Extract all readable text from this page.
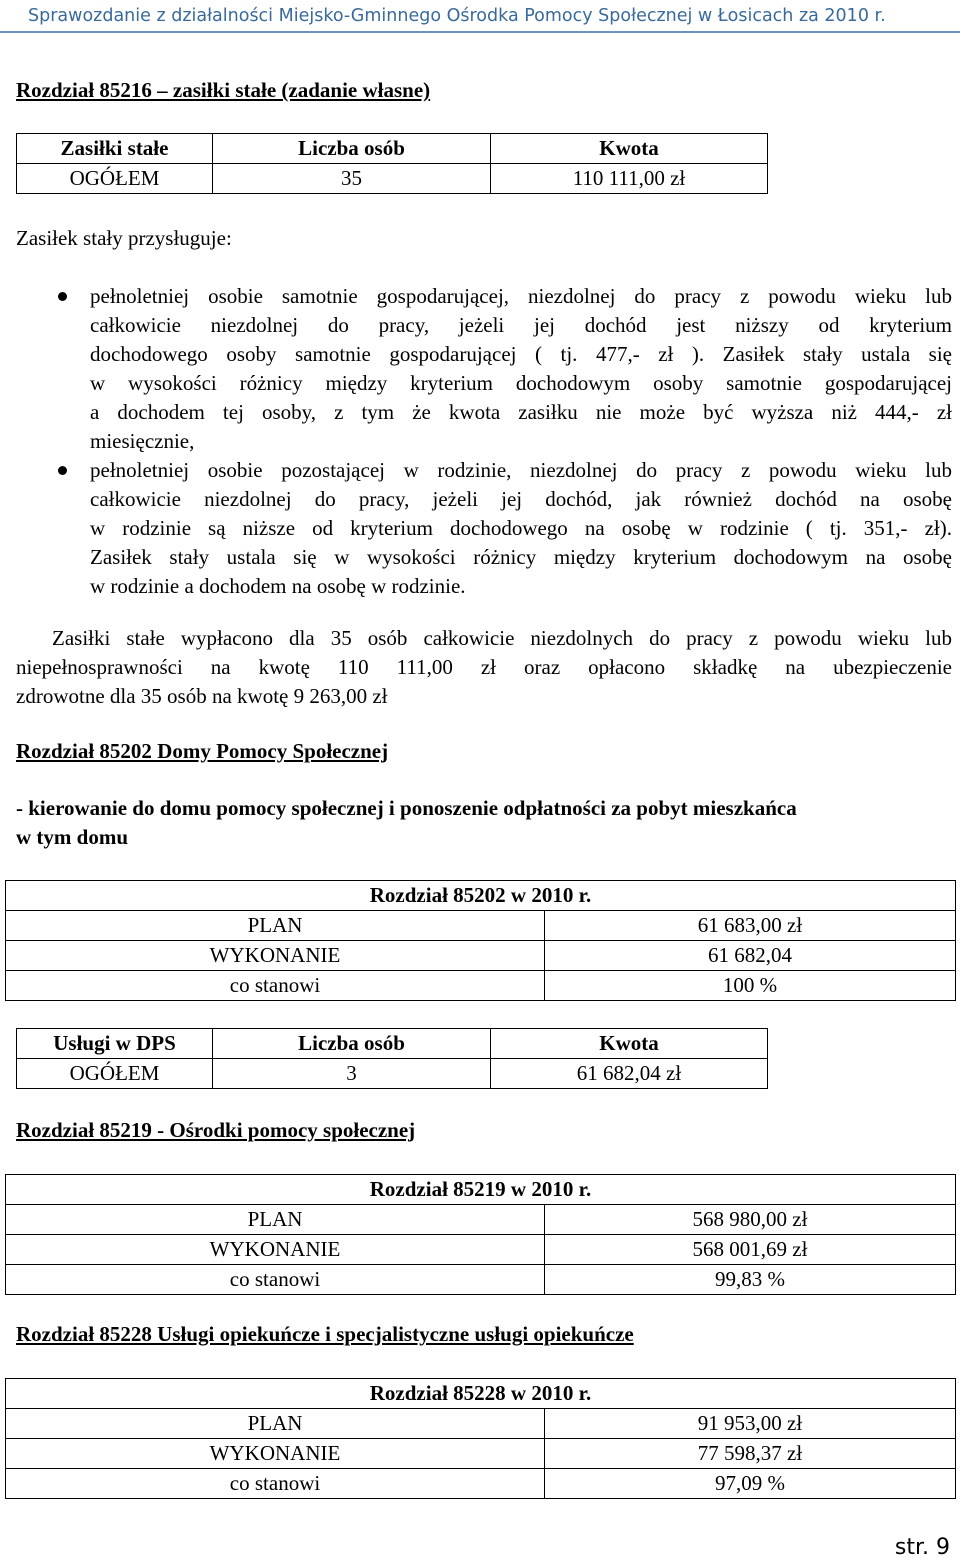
Sprawozdanie z działalności Miejsko-Gminnego Ośrodka Pomocy Społecznej w Łosicach za 2010 r.
Rozdział 85216 – zasiłki stałe (zadanie własne)
Zasiłki stałe	Liczba osób	Kwota
OGÓŁEM	35	110 111,00 zł
Zasiłek stały przysługuje:
pełnoletniej osobie samotnie gospodarującej, niezdolnej do pracy z powodu wieku lub
całkowicie niezdolnej do pracy, jeżeli jej dochód jest niższy od kryterium
dochodowego osoby samotnie gospodarującej ( tj. 477,- zł ). Zasiłek stały ustala się
w wysokości różnicy między kryterium dochodowym osoby samotnie gospodarującej
a dochodem tej osoby, z tym że kwota zasiłku nie może być wyższa niż 444,- zł
miesięcznie,
pełnoletniej osobie pozostającej w rodzinie, niezdolnej do pracy z powodu wieku lub
całkowicie niezdolnej do pracy, jeżeli jej dochód, jak również dochód na osobę
w rodzinie są niższe od kryterium dochodowego na osobę w rodzinie ( tj. 351,- zł).
Zasiłek stały ustala się w wysokości różnicy między kryterium dochodowym na osobę
w rodzinie a dochodem na osobę w rodzinie.
Zasiłki stałe wypłacono dla 35 osób całkowicie niezdolnych do pracy z powodu wieku lub
niepełnosprawności na kwotę 110 111,00 zł oraz opłacono składkę na ubezpieczenie
zdrowotne dla 35 osób na kwotę 9 263,00 zł
Rozdział 85202 Domy Pomocy Społecznej
- kierowanie do domu pomocy społecznej i ponoszenie odpłatności za pobyt mieszkańca
w tym domu
Rozdział 85202 w 2010 r.	
PLAN	61 683,00 zł
WYKONANIE	61 682,04
co stanowi	100 %
Usługi w DPS	Liczba osób	Kwota
OGÓŁEM	3	61 682,04 zł
Rozdział 85219 - Ośrodki pomocy społecznej
Rozdział 85219 w 2010 r.	
PLAN	568 980,00 zł
WYKONANIE	568 001,69 zł
co stanowi	99,83 %
Rozdział 85228 Usługi opiekuńcze i specjalistyczne usługi opiekuńcze
Rozdział 85228 w 2010 r.	
PLAN	91 953,00 zł
WYKONANIE	77 598,37 zł
co stanowi	97,09 %
str. 9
# # # #
Repeat the lines above exactly, and keep every picture out.

Extract all readable text from this page.
Sprawozdanie z działalności Miejsko-Gminnego Ośrodka Pomocy Społecznej w Łosicach za 2010 r.
Rozdział 85216 – zasiłki stałe (zadanie własne)
Zasiłki stałe	Liczba osób	Kwota
OGÓŁEM	35	110 111,00 zł
Zasiłek stały przysługuje:
pełnoletniej osobie samotnie gospodarującej, niezdolnej do pracy z powodu wieku lub
całkowicie niezdolnej do pracy, jeżeli jej dochód jest niższy od kryterium
dochodowego osoby samotnie gospodarującej ( tj. 477,- zł ). Zasiłek stały ustala się
w wysokości różnicy między kryterium dochodowym osoby samotnie gospodarującej
a dochodem tej osoby, z tym że kwota zasiłku nie może być wyższa niż 444,- zł
miesięcznie,
pełnoletniej osobie pozostającej w rodzinie, niezdolnej do pracy z powodu wieku lub
całkowicie niezdolnej do pracy, jeżeli jej dochód, jak również dochód na osobę
w rodzinie są niższe od kryterium dochodowego na osobę w rodzinie ( tj. 351,- zł).
Zasiłek stały ustala się w wysokości różnicy między kryterium dochodowym na osobę
w rodzinie a dochodem na osobę w rodzinie.
Zasiłki stałe wypłacono dla 35 osób całkowicie niezdolnych do pracy z powodu wieku lub
niepełnosprawności na kwotę 110 111,00 zł oraz opłacono składkę na ubezpieczenie
zdrowotne dla 35 osób na kwotę 9 263,00 zł
Rozdział 85202 Domy Pomocy Społecznej
- kierowanie do domu pomocy społecznej i ponoszenie odpłatności za pobyt mieszkańca
w tym domu
Rozdział 85202 w 2010 r.	
PLAN	61 683,00 zł
WYKONANIE	61 682,04
co stanowi	100 %
Usługi w DPS	Liczba osób	Kwota
OGÓŁEM	3	61 682,04 zł
Rozdział 85219 - Ośrodki pomocy społecznej
Rozdział 85219 w 2010 r.	
PLAN	568 980,00 zł
WYKONANIE	568 001,69 zł
co stanowi	99,83 %
Rozdział 85228 Usługi opiekuńcze i specjalistyczne usługi opiekuńcze
Rozdział 85228 w 2010 r.	
PLAN	91 953,00 zł
WYKONANIE	77 598,37 zł
co stanowi	97,09 %
str. 9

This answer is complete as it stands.